**OBJECTIVE**
Your task is to reproduce the material exactly.

+++ ENTRIES SHOWN +++

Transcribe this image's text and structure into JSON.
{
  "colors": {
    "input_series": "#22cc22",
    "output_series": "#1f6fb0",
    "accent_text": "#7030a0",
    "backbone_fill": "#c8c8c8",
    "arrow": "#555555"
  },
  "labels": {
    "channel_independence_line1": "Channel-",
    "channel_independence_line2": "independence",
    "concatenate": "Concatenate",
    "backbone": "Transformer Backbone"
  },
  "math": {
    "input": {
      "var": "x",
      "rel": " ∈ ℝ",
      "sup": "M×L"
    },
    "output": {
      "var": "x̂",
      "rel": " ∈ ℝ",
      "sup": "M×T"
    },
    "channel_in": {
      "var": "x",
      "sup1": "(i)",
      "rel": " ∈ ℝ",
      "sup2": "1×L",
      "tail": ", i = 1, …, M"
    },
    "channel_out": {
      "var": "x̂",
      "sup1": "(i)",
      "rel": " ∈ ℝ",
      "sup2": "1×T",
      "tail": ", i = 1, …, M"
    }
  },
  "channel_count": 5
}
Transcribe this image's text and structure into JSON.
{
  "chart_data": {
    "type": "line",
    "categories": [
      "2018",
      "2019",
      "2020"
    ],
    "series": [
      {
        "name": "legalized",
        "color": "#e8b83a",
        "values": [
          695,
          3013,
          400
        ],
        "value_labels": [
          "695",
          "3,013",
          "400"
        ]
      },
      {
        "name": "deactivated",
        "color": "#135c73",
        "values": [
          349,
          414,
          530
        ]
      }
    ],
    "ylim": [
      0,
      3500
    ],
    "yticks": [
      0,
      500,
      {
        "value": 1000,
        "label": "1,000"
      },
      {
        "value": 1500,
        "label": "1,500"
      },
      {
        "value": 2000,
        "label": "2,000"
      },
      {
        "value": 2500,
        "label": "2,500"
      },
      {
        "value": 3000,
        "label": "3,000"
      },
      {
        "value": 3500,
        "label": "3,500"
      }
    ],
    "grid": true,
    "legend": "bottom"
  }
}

+++

**COMPLETED TASK**
Transcribe this image's text and structure into JSON.
{
  "colors": {
    "input_series": "#22cc22",
    "output_series": "#1f6fb0",
    "accent_text": "#7030a0",
    "backbone_fill": "#c8c8c8",
    "arrow": "#555555"
  },
  "labels": {
    "channel_independence_line1": "Channel-",
    "channel_independence_line2": "independence",
    "concatenate": "Concatenate",
    "backbone": "Transformer Backbone"
  },
  "math": {
    "input": {
      "var": "x",
      "rel": " ∈ ℝ",
      "sup": "M×L"
    },
    "output": {
      "var": "x̂",
      "rel": " ∈ ℝ",
      "sup": "M×T"
    },
    "channel_in": {
      "var": "x",
      "sup1": "(i)",
      "rel": " ∈ ℝ",
      "sup2": "1×L",
      "tail": ", i = 1, …, M"
    },
    "channel_out": {
      "var": "x̂",
      "sup1": "(i)",
      "rel": " ∈ ℝ",
      "sup2": "1×T",
      "tail": ", i = 1, …, M"
    }
  },
  "channel_count": 5
}
Transcribe this image's text and structure into JSON.
{
  "chart_data": {
    "type": "line",
    "categories": [
      "2018",
      "2019",
      "2020"
    ],
    "series": [
      {
        "name": "legalized",
        "color": "#e8b83a",
        "values": [
          695,
          3013,
          400
        ],
        "value_labels": [
          "695",
          "3,013",
          "400"
        ]
      },
      {
        "name": "deactivated",
        "color": "#135c73",
        "values": [
          349,
          414,
          530
        ]
      }
    ],
    "ylim": [
      0,
      3500
    ],
    "yticks": [
      0,
      500,
      {
        "value": 1000,
        "label": "1,000"
      },
      {
        "value": 1500,
        "label": "1,500"
      },
      {
        "value": 2000,
        "label": "2,000"
      },
      {
        "value": 2500,
        "label": "2,500"
      },
      {
        "value": 3000,
        "label": "3,000"
      },
      {
        "value": 3500,
        "label": "3,500"
      }
    ],
    "grid": true,
    "legend": "bottom"
  }
}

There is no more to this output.